■ **TASK DESCRIPTION**
Compile every line that includes the word "detached".

■ **EXTRACTED DATA**
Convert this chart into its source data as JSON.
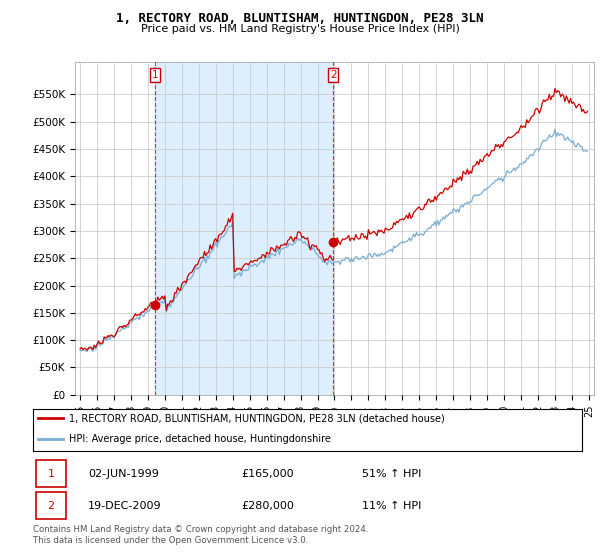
{
  "title": "1, RECTORY ROAD, BLUNTISHAM, HUNTINGDON, PE28 3LN",
  "subtitle": "Price paid vs. HM Land Registry's House Price Index (HPI)",
  "ylim": [
    0,
    600000
  ],
  "yticks": [
    0,
    50000,
    100000,
    150000,
    200000,
    250000,
    300000,
    350000,
    400000,
    450000,
    500000,
    550000
  ],
  "ytick_labels": [
    "£0",
    "£50K",
    "£100K",
    "£150K",
    "£200K",
    "£250K",
    "£300K",
    "£350K",
    "£400K",
    "£450K",
    "£500K",
    "£550K"
  ],
  "legend_line1": "1, RECTORY ROAD, BLUNTISHAM, HUNTINGDON, PE28 3LN (detached house)",
  "legend_line2": "HPI: Average price, detached house, Huntingdonshire",
  "sale1_date": "02-JUN-1999",
  "sale1_price": "£165,000",
  "sale1_hpi": "51% ↑ HPI",
  "sale2_date": "19-DEC-2009",
  "sale2_price": "£280,000",
  "sale2_hpi": "11% ↑ HPI",
  "footer": "Contains HM Land Registry data © Crown copyright and database right 2024.\nThis data is licensed under the Open Government Licence v3.0.",
  "sale_line_color": "#cc0000",
  "hpi_line_color": "#7aadd4",
  "shade_color": "#ddeeff",
  "grid_color": "#cccccc",
  "background_color": "#ffffff"
}
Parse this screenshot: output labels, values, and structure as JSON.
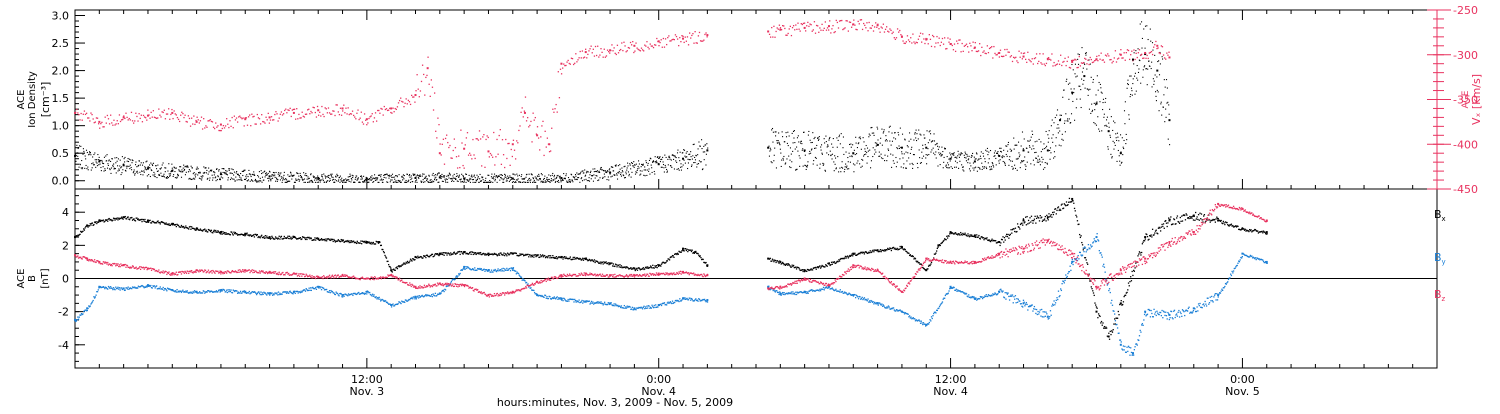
{
  "colors": {
    "black": "#000000",
    "pink": "#e8325f",
    "blue": "#1a7fd6"
  },
  "chart_data": [
    {
      "type": "scatter",
      "panel": "top",
      "left_axis": {
        "label_lines": [
          "ACE",
          "Ion Density"
        ],
        "unit": "[cm⁻³]",
        "ylim": [
          -0.15,
          3.1
        ],
        "ticks": [
          "0.0",
          "0.5",
          "1.0",
          "1.5",
          "2.0",
          "2.5",
          "3.0"
        ],
        "tick_values": [
          0,
          0.5,
          1,
          1.5,
          2,
          2.5,
          3
        ]
      },
      "right_axis": {
        "label": "Vₓ [km/s]",
        "label_prefix": "ACE",
        "ylim": [
          -450,
          -250
        ],
        "color": "#e8325f",
        "ticks": [
          "-250",
          "-300",
          "-350",
          "-400",
          "-450"
        ],
        "tick_values": [
          -250,
          -300,
          -350,
          -400,
          -450
        ]
      },
      "x_hours_range": [
        0,
        56
      ],
      "data_gap_hours": [
        26,
        28.5
      ],
      "series": [
        {
          "color": "#000000",
          "axis": "left",
          "points": [
            [
              0,
              0.45
            ],
            [
              1,
              0.35
            ],
            [
              2,
              0.28
            ],
            [
              3,
              0.22
            ],
            [
              4,
              0.18
            ],
            [
              6,
              0.12
            ],
            [
              8,
              0.08
            ],
            [
              10,
              0.05
            ],
            [
              12,
              0.04
            ],
            [
              14,
              0.05
            ],
            [
              15,
              0.06
            ],
            [
              16,
              0.04
            ],
            [
              18,
              0.04
            ],
            [
              20,
              0.05
            ],
            [
              22,
              0.15
            ],
            [
              24,
              0.3
            ],
            [
              25,
              0.4
            ],
            [
              26,
              0.55
            ],
            [
              28.5,
              0.6
            ],
            [
              30,
              0.55
            ],
            [
              32,
              0.5
            ],
            [
              33,
              0.65
            ],
            [
              34,
              0.6
            ],
            [
              35,
              0.6
            ],
            [
              36,
              0.4
            ],
            [
              37,
              0.35
            ],
            [
              38,
              0.45
            ],
            [
              39,
              0.55
            ],
            [
              40,
              0.55
            ],
            [
              40.5,
              1.1
            ],
            [
              41,
              1.6
            ],
            [
              41.5,
              1.9
            ],
            [
              42,
              1.4
            ],
            [
              42.5,
              0.9
            ],
            [
              43,
              0.5
            ],
            [
              43.5,
              2.2
            ],
            [
              44,
              2.3
            ],
            [
              44.5,
              2.0
            ],
            [
              45,
              1.1
            ]
          ]
        },
        {
          "color": "#e8325f",
          "axis": "right",
          "points": [
            [
              0,
              -365
            ],
            [
              1,
              -375
            ],
            [
              2,
              -370
            ],
            [
              3,
              -368
            ],
            [
              4,
              -365
            ],
            [
              5,
              -375
            ],
            [
              6,
              -378
            ],
            [
              7,
              -372
            ],
            [
              8,
              -370
            ],
            [
              9,
              -365
            ],
            [
              10,
              -362
            ],
            [
              11,
              -360
            ],
            [
              12,
              -372
            ],
            [
              13,
              -360
            ],
            [
              14,
              -345
            ],
            [
              14.5,
              -315
            ],
            [
              15,
              -410
            ],
            [
              16,
              -405
            ],
            [
              17,
              -408
            ],
            [
              18,
              -400
            ],
            [
              18.5,
              -365
            ],
            [
              19,
              -390
            ],
            [
              19.5,
              -400
            ],
            [
              20,
              -310
            ],
            [
              21,
              -297
            ],
            [
              22,
              -295
            ],
            [
              23,
              -290
            ],
            [
              24,
              -285
            ],
            [
              25,
              -282
            ],
            [
              26,
              -278
            ],
            [
              28.5,
              -274
            ],
            [
              29,
              -272
            ],
            [
              30,
              -270
            ],
            [
              31,
              -268
            ],
            [
              32,
              -266
            ],
            [
              33,
              -267
            ],
            [
              34,
              -280
            ],
            [
              35,
              -283
            ],
            [
              36,
              -288
            ],
            [
              37,
              -292
            ],
            [
              38,
              -298
            ],
            [
              39,
              -302
            ],
            [
              40,
              -305
            ],
            [
              41,
              -308
            ],
            [
              42,
              -305
            ],
            [
              43,
              -300
            ],
            [
              44,
              -298
            ],
            [
              44.5,
              -290
            ],
            [
              45,
              -303
            ]
          ]
        }
      ]
    },
    {
      "type": "scatter",
      "panel": "bottom",
      "left_axis": {
        "label_lines": [
          "ACE",
          "B"
        ],
        "unit": "[nT]",
        "ylim": [
          -5.4,
          5.4
        ],
        "ticks": [
          "4",
          "2",
          "0",
          "-2",
          "-4"
        ],
        "tick_values": [
          4,
          2,
          0,
          -2,
          -4
        ]
      },
      "x_hours_range": [
        0,
        56
      ],
      "data_gap_hours": [
        26,
        28.5
      ],
      "zero_line": true,
      "legend": [
        {
          "label": "B",
          "sub": "x",
          "color": "#000000"
        },
        {
          "label": "B",
          "sub": "y",
          "color": "#1a7fd6"
        },
        {
          "label": "B",
          "sub": "z",
          "color": "#e8325f"
        }
      ],
      "series": [
        {
          "name": "Bx",
          "color": "#000000",
          "points": [
            [
              0,
              2.5
            ],
            [
              0.5,
              3.2
            ],
            [
              1,
              3.5
            ],
            [
              2,
              3.7
            ],
            [
              3,
              3.5
            ],
            [
              4,
              3.3
            ],
            [
              5,
              3.0
            ],
            [
              6,
              2.8
            ],
            [
              7,
              2.7
            ],
            [
              8,
              2.5
            ],
            [
              9,
              2.5
            ],
            [
              10,
              2.4
            ],
            [
              11,
              2.3
            ],
            [
              12,
              2.2
            ],
            [
              12.5,
              2.2
            ],
            [
              13,
              0.5
            ],
            [
              14,
              1.3
            ],
            [
              15,
              1.5
            ],
            [
              16,
              1.6
            ],
            [
              17,
              1.5
            ],
            [
              18,
              1.5
            ],
            [
              19,
              1.4
            ],
            [
              20,
              1.3
            ],
            [
              21,
              1.2
            ],
            [
              22,
              0.9
            ],
            [
              23,
              0.6
            ],
            [
              24,
              0.8
            ],
            [
              25,
              1.8
            ],
            [
              25.5,
              1.6
            ],
            [
              26,
              0.8
            ],
            [
              28.5,
              1.2
            ],
            [
              29,
              1.0
            ],
            [
              30,
              0.5
            ],
            [
              31,
              0.9
            ],
            [
              32,
              1.5
            ],
            [
              33,
              1.7
            ],
            [
              34,
              1.9
            ],
            [
              35,
              0.5
            ],
            [
              35.5,
              2.0
            ],
            [
              36,
              2.8
            ],
            [
              37,
              2.6
            ],
            [
              38,
              2.2
            ],
            [
              39,
              3.5
            ],
            [
              40,
              3.7
            ],
            [
              41,
              4.8
            ],
            [
              42,
              -2.0
            ],
            [
              42.5,
              -3.5
            ],
            [
              43,
              -1.5
            ],
            [
              44,
              2.5
            ],
            [
              45,
              3.5
            ],
            [
              46,
              3.8
            ],
            [
              47,
              3.5
            ],
            [
              48,
              3.0
            ],
            [
              49,
              2.8
            ]
          ]
        },
        {
          "name": "By",
          "color": "#1a7fd6",
          "points": [
            [
              0,
              -2.5
            ],
            [
              0.5,
              -1.8
            ],
            [
              1,
              -0.5
            ],
            [
              2,
              -0.6
            ],
            [
              3,
              -0.4
            ],
            [
              4,
              -0.7
            ],
            [
              5,
              -0.8
            ],
            [
              6,
              -0.7
            ],
            [
              7,
              -0.8
            ],
            [
              8,
              -0.9
            ],
            [
              9,
              -0.8
            ],
            [
              10,
              -0.5
            ],
            [
              11,
              -1.0
            ],
            [
              12,
              -0.8
            ],
            [
              13,
              -1.6
            ],
            [
              14,
              -1.1
            ],
            [
              15,
              -0.9
            ],
            [
              16,
              0.7
            ],
            [
              17,
              0.5
            ],
            [
              18,
              0.6
            ],
            [
              19,
              -1.0
            ],
            [
              20,
              -1.2
            ],
            [
              21,
              -1.4
            ],
            [
              22,
              -1.5
            ],
            [
              23,
              -1.8
            ],
            [
              24,
              -1.6
            ],
            [
              25,
              -1.2
            ],
            [
              26,
              -1.3
            ],
            [
              28.5,
              -0.5
            ],
            [
              29,
              -0.9
            ],
            [
              30,
              -0.8
            ],
            [
              31,
              -0.5
            ],
            [
              32,
              -1.0
            ],
            [
              33,
              -1.5
            ],
            [
              34,
              -2.0
            ],
            [
              35,
              -2.8
            ],
            [
              36,
              -0.5
            ],
            [
              37,
              -1.2
            ],
            [
              38,
              -0.8
            ],
            [
              39,
              -1.5
            ],
            [
              40,
              -2.3
            ],
            [
              41,
              1.0
            ],
            [
              42,
              2.5
            ],
            [
              43,
              -4.0
            ],
            [
              43.5,
              -4.5
            ],
            [
              44,
              -2.0
            ],
            [
              45,
              -2.2
            ],
            [
              46,
              -1.8
            ],
            [
              47,
              -1.0
            ],
            [
              48,
              1.5
            ],
            [
              49,
              1.0
            ]
          ]
        },
        {
          "name": "Bz",
          "color": "#e8325f",
          "points": [
            [
              0,
              1.4
            ],
            [
              0.5,
              1.2
            ],
            [
              1,
              1.0
            ],
            [
              2,
              0.8
            ],
            [
              3,
              0.6
            ],
            [
              4,
              0.3
            ],
            [
              5,
              0.5
            ],
            [
              6,
              0.4
            ],
            [
              7,
              0.5
            ],
            [
              8,
              0.4
            ],
            [
              9,
              0.3
            ],
            [
              10,
              0.1
            ],
            [
              11,
              0.2
            ],
            [
              12,
              0.0
            ],
            [
              13,
              0.2
            ],
            [
              14,
              -0.5
            ],
            [
              15,
              -0.3
            ],
            [
              16,
              -0.4
            ],
            [
              17,
              -1.0
            ],
            [
              18,
              -0.8
            ],
            [
              19,
              -0.2
            ],
            [
              20,
              0.2
            ],
            [
              21,
              0.3
            ],
            [
              22,
              0.2
            ],
            [
              23,
              0.2
            ],
            [
              24,
              0.3
            ],
            [
              25,
              0.4
            ],
            [
              26,
              0.2
            ],
            [
              28.5,
              -0.6
            ],
            [
              29,
              -0.5
            ],
            [
              30,
              0.0
            ],
            [
              31,
              -0.4
            ],
            [
              32,
              0.8
            ],
            [
              33,
              0.5
            ],
            [
              34,
              -0.8
            ],
            [
              35,
              1.2
            ],
            [
              36,
              1.0
            ],
            [
              37,
              1.0
            ],
            [
              38,
              1.5
            ],
            [
              39,
              1.8
            ],
            [
              40,
              2.3
            ],
            [
              41,
              1.5
            ],
            [
              42,
              -0.5
            ],
            [
              43,
              0.5
            ],
            [
              44,
              1.2
            ],
            [
              45,
              2.2
            ],
            [
              46,
              2.8
            ],
            [
              47,
              4.5
            ],
            [
              48,
              4.2
            ],
            [
              49,
              3.5
            ]
          ]
        }
      ]
    }
  ],
  "x_axis": {
    "ticks": [
      {
        "hour": 12,
        "time": "12:00",
        "day": "Nov. 3"
      },
      {
        "hour": 24,
        "time": "0:00",
        "day": "Nov. 4"
      },
      {
        "hour": 36,
        "time": "12:00",
        "day": "Nov. 4"
      },
      {
        "hour": 48,
        "time": "0:00",
        "day": "Nov. 5"
      }
    ],
    "title": "hours:minutes, Nov.  3, 2009 - Nov.  5, 2009"
  }
}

■ **RIGHT ANSWER**
  "legend_line1": "1, RECTORY ROAD, BLUNTISHAM, HUNTINGDON, PE28 3LN (detached house)",
  "legend_line2": "HPI: Average price, detached house, Huntingdonshire",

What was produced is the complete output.